Stated problem = Scan the data for "Poisoning" and copy the lines it appears in.

Records from a collection of figures =
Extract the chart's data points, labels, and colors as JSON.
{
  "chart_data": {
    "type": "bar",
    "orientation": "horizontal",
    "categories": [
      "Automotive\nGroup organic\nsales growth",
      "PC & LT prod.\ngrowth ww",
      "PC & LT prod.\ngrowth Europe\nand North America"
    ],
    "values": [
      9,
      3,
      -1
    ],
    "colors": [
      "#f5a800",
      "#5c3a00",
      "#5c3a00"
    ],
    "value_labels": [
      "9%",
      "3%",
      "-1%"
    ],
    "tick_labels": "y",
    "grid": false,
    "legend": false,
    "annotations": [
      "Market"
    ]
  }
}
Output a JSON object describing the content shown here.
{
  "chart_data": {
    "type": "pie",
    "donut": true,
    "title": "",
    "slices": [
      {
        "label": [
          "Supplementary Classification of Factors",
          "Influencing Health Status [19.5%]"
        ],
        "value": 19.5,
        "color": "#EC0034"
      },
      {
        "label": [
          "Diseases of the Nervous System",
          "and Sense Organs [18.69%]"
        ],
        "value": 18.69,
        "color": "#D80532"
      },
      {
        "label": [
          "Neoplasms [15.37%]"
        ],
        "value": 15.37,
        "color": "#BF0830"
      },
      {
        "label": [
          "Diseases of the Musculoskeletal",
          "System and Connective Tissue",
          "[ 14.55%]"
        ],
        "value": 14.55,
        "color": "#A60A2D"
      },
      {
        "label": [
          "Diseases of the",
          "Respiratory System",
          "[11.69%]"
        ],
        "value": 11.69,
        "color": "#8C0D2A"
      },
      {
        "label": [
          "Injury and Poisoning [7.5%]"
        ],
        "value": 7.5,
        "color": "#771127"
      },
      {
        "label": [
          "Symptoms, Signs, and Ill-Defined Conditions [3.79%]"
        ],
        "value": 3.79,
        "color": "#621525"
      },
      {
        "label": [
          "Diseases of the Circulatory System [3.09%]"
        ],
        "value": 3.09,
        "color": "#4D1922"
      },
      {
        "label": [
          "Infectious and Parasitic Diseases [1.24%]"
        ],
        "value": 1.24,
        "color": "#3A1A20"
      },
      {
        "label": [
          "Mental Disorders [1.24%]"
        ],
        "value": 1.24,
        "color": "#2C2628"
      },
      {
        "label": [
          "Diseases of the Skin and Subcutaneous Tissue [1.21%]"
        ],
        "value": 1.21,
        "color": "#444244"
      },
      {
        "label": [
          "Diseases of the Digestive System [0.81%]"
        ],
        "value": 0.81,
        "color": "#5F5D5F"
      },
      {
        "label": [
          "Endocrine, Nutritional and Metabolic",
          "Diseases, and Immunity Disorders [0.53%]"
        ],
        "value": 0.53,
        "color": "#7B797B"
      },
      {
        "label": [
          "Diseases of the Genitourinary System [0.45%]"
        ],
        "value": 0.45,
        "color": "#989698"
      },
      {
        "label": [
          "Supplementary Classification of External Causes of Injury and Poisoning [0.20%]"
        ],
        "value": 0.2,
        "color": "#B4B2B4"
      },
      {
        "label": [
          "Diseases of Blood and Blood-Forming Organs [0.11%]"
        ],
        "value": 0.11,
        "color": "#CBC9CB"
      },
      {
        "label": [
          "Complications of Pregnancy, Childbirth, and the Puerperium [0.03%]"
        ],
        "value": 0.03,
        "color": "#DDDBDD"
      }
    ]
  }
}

Written reply =
          "Injury and Poisoning [7.5%]"
          "Supplementary Classification of External Causes of Injury and Poisoning [0.20%]"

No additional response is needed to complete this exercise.